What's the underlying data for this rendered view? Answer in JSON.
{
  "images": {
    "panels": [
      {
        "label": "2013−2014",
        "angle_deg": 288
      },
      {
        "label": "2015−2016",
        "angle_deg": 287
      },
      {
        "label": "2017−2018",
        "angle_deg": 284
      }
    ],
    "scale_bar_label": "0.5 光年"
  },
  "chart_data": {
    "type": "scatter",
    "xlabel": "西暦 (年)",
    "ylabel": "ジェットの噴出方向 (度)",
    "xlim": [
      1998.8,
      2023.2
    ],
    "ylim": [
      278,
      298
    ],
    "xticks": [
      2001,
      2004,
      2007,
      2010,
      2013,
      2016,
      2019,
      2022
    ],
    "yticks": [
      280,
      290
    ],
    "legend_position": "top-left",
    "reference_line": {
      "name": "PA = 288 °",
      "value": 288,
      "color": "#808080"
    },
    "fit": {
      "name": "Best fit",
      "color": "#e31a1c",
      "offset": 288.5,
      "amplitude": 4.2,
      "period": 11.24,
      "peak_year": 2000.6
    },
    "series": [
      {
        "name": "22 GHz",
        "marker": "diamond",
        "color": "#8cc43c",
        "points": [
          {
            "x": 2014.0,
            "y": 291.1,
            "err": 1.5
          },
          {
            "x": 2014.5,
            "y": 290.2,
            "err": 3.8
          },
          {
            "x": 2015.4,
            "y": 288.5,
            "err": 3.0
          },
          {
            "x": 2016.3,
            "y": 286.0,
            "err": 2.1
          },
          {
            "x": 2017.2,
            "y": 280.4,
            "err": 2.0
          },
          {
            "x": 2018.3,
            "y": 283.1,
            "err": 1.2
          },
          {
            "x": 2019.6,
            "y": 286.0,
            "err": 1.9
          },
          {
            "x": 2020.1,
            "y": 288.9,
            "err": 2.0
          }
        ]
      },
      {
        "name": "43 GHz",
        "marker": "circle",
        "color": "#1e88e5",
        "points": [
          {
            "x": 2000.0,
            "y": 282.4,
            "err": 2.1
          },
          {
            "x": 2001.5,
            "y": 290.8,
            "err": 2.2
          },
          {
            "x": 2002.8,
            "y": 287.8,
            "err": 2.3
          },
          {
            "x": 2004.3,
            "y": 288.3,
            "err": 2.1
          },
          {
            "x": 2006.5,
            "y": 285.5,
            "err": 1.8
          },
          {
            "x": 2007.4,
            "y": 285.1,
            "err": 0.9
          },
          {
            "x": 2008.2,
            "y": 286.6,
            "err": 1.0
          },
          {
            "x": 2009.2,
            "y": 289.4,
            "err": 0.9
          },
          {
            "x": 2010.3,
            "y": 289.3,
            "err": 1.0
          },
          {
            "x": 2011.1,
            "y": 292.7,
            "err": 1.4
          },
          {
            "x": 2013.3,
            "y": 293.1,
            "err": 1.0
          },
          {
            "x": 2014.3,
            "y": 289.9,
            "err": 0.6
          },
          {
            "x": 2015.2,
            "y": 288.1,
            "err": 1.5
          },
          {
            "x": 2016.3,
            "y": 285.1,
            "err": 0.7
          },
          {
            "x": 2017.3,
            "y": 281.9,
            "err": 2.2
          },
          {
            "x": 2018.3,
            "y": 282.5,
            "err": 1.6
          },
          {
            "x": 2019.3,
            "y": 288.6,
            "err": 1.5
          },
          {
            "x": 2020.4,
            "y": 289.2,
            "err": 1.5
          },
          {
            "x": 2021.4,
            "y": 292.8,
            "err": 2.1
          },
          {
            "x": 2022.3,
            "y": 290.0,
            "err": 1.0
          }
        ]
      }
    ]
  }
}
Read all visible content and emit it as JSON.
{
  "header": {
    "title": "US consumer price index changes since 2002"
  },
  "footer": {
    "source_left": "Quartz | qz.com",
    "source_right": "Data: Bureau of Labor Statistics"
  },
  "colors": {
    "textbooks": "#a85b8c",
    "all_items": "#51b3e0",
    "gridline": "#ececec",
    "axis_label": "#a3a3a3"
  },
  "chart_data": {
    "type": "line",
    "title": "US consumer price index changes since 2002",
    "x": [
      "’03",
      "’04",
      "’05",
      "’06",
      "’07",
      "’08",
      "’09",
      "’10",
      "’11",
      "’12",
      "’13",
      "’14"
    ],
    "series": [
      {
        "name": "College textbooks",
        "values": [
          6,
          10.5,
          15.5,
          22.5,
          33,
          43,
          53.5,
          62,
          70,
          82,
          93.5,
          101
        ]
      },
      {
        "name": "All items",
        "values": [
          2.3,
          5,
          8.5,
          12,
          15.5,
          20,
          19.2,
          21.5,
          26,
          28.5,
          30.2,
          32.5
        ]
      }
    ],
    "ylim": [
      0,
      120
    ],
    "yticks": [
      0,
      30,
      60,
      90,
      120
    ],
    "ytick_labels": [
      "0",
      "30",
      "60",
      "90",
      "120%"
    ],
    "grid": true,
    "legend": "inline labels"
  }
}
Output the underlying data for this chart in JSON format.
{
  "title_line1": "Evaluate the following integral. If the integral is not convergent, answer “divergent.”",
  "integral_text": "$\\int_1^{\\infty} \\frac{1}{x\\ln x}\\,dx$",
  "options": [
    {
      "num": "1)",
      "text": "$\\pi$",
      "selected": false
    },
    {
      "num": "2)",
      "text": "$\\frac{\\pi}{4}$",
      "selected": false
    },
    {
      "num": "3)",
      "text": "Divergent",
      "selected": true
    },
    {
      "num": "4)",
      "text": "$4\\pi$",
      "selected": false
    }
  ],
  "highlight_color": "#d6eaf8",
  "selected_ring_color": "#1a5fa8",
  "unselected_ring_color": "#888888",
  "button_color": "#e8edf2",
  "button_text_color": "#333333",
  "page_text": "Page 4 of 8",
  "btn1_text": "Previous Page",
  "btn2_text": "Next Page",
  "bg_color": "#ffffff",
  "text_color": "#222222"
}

• • • • • • •

The exercise
All of the material above needs to be retyped word for word.

Answer to this task
What's the underlying data for this rendered view? Answer in JSON.
{
  "images": {
    "panels": [
      {
        "label": "2013−2014",
        "angle_deg": 288
      },
      {
        "label": "2015−2016",
        "angle_deg": 287
      },
      {
        "label": "2017−2018",
        "angle_deg": 284
      }
    ],
    "scale_bar_label": "0.5 光年"
  },
  "chart_data": {
    "type": "scatter",
    "xlabel": "西暦 (年)",
    "ylabel": "ジェットの噴出方向 (度)",
    "xlim": [
      1998.8,
      2023.2
    ],
    "ylim": [
      278,
      298
    ],
    "xticks": [
      2001,
      2004,
      2007,
      2010,
      2013,
      2016,
      2019,
      2022
    ],
    "yticks": [
      280,
      290
    ],
    "legend_position": "top-left",
    "reference_line": {
      "name": "PA = 288 °",
      "value": 288,
      "color": "#808080"
    },
    "fit": {
      "name": "Best fit",
      "color": "#e31a1c",
      "offset": 288.5,
      "amplitude": 4.2,
      "period": 11.24,
      "peak_year": 2000.6
    },
    "series": [
      {
        "name": "22 GHz",
        "marker": "diamond",
        "color": "#8cc43c",
        "points": [
          {
            "x": 2014.0,
            "y": 291.1,
            "err": 1.5
          },
          {
            "x": 2014.5,
            "y": 290.2,
            "err": 3.8
          },
          {
            "x": 2015.4,
            "y": 288.5,
            "err": 3.0
          },
          {
            "x": 2016.3,
            "y": 286.0,
            "err": 2.1
          },
          {
            "x": 2017.2,
            "y": 280.4,
            "err": 2.0
          },
          {
            "x": 2018.3,
            "y": 283.1,
            "err": 1.2
          },
          {
            "x": 2019.6,
            "y": 286.0,
            "err": 1.9
          },
          {
            "x": 2020.1,
            "y": 288.9,
            "err": 2.0
          }
        ]
      },
      {
        "name": "43 GHz",
        "marker": "circle",
        "color": "#1e88e5",
        "points": [
          {
            "x": 2000.0,
            "y": 282.4,
            "err": 2.1
          },
          {
            "x": 2001.5,
            "y": 290.8,
            "err": 2.2
          },
          {
            "x": 2002.8,
            "y": 287.8,
            "err": 2.3
          },
          {
            "x": 2004.3,
            "y": 288.3,
            "err": 2.1
          },
          {
            "x": 2006.5,
            "y": 285.5,
            "err": 1.8
          },
          {
            "x": 2007.4,
            "y": 285.1,
            "err": 0.9
          },
          {
            "x": 2008.2,
            "y": 286.6,
            "err": 1.0
          },
          {
            "x": 2009.2,
            "y": 289.4,
            "err": 0.9
          },
          {
            "x": 2010.3,
            "y": 289.3,
            "err": 1.0
          },
          {
            "x": 2011.1,
            "y": 292.7,
            "err": 1.4
          },
          {
            "x": 2013.3,
            "y": 293.1,
            "err": 1.0
          },
          {
            "x": 2014.3,
            "y": 289.9,
            "err": 0.6
          },
          {
            "x": 2015.2,
            "y": 288.1,
            "err": 1.5
          },
          {
            "x": 2016.3,
            "y": 285.1,
            "err": 0.7
          },
          {
            "x": 2017.3,
            "y": 281.9,
            "err": 2.2
          },
          {
            "x": 2018.3,
            "y": 282.5,
            "err": 1.6
          },
          {
            "x": 2019.3,
            "y": 288.6,
            "err": 1.5
          },
          {
            "x": 2020.4,
            "y": 289.2,
            "err": 1.5
          },
          {
            "x": 2021.4,
            "y": 292.8,
            "err": 2.1
          },
          {
            "x": 2022.3,
            "y": 290.0,
            "err": 1.0
          }
        ]
      }
    ]
  }
}
Read all visible content and emit it as JSON.
{
  "header": {
    "title": "US consumer price index changes since 2002"
  },
  "footer": {
    "source_left": "Quartz | qz.com",
    "source_right": "Data: Bureau of Labor Statistics"
  },
  "colors": {
    "textbooks": "#a85b8c",
    "all_items": "#51b3e0",
    "gridline": "#ececec",
    "axis_label": "#a3a3a3"
  },
  "chart_data": {
    "type": "line",
    "title": "US consumer price index changes since 2002",
    "x": [
      "’03",
      "’04",
      "’05",
      "’06",
      "’07",
      "’08",
      "’09",
      "’10",
      "’11",
      "’12",
      "’13",
      "’14"
    ],
    "series": [
      {
        "name": "College textbooks",
        "values": [
          6,
          10.5,
          15.5,
          22.5,
          33,
          43,
          53.5,
          62,
          70,
          82,
          93.5,
          101
        ]
      },
      {
        "name": "All items",
        "values": [
          2.3,
          5,
          8.5,
          12,
          15.5,
          20,
          19.2,
          21.5,
          26,
          28.5,
          30.2,
          32.5
        ]
      }
    ],
    "ylim": [
      0,
      120
    ],
    "yticks": [
      0,
      30,
      60,
      90,
      120
    ],
    "ytick_labels": [
      "0",
      "30",
      "60",
      "90",
      "120%"
    ],
    "grid": true,
    "legend": "inline labels"
  }
}
Output the underlying data for this chart in JSON format.
{
  "title_line1": "Evaluate the following integral. If the integral is not convergent, answer “divergent.”",
  "integral_text": "$\\int_1^{\\infty} \\frac{1}{x\\ln x}\\,dx$",
  "options": [
    {
      "num": "1)",
      "text": "$\\pi$",
      "selected": false
    },
    {
      "num": "2)",
      "text": "$\\frac{\\pi}{4}$",
      "selected": false
    },
    {
      "num": "3)",
      "text": "Divergent",
      "selected": true
    },
    {
      "num": "4)",
      "text": "$4\\pi$",
      "selected": false
    }
  ],
  "highlight_color": "#d6eaf8",
  "selected_ring_color": "#1a5fa8",
  "unselected_ring_color": "#888888",
  "button_color": "#e8edf2",
  "button_text_color": "#333333",
  "page_text": "Page 4 of 8",
  "btn1_text": "Previous Page",
  "btn2_text": "Next Page",
  "bg_color": "#ffffff",
  "text_color": "#222222"
}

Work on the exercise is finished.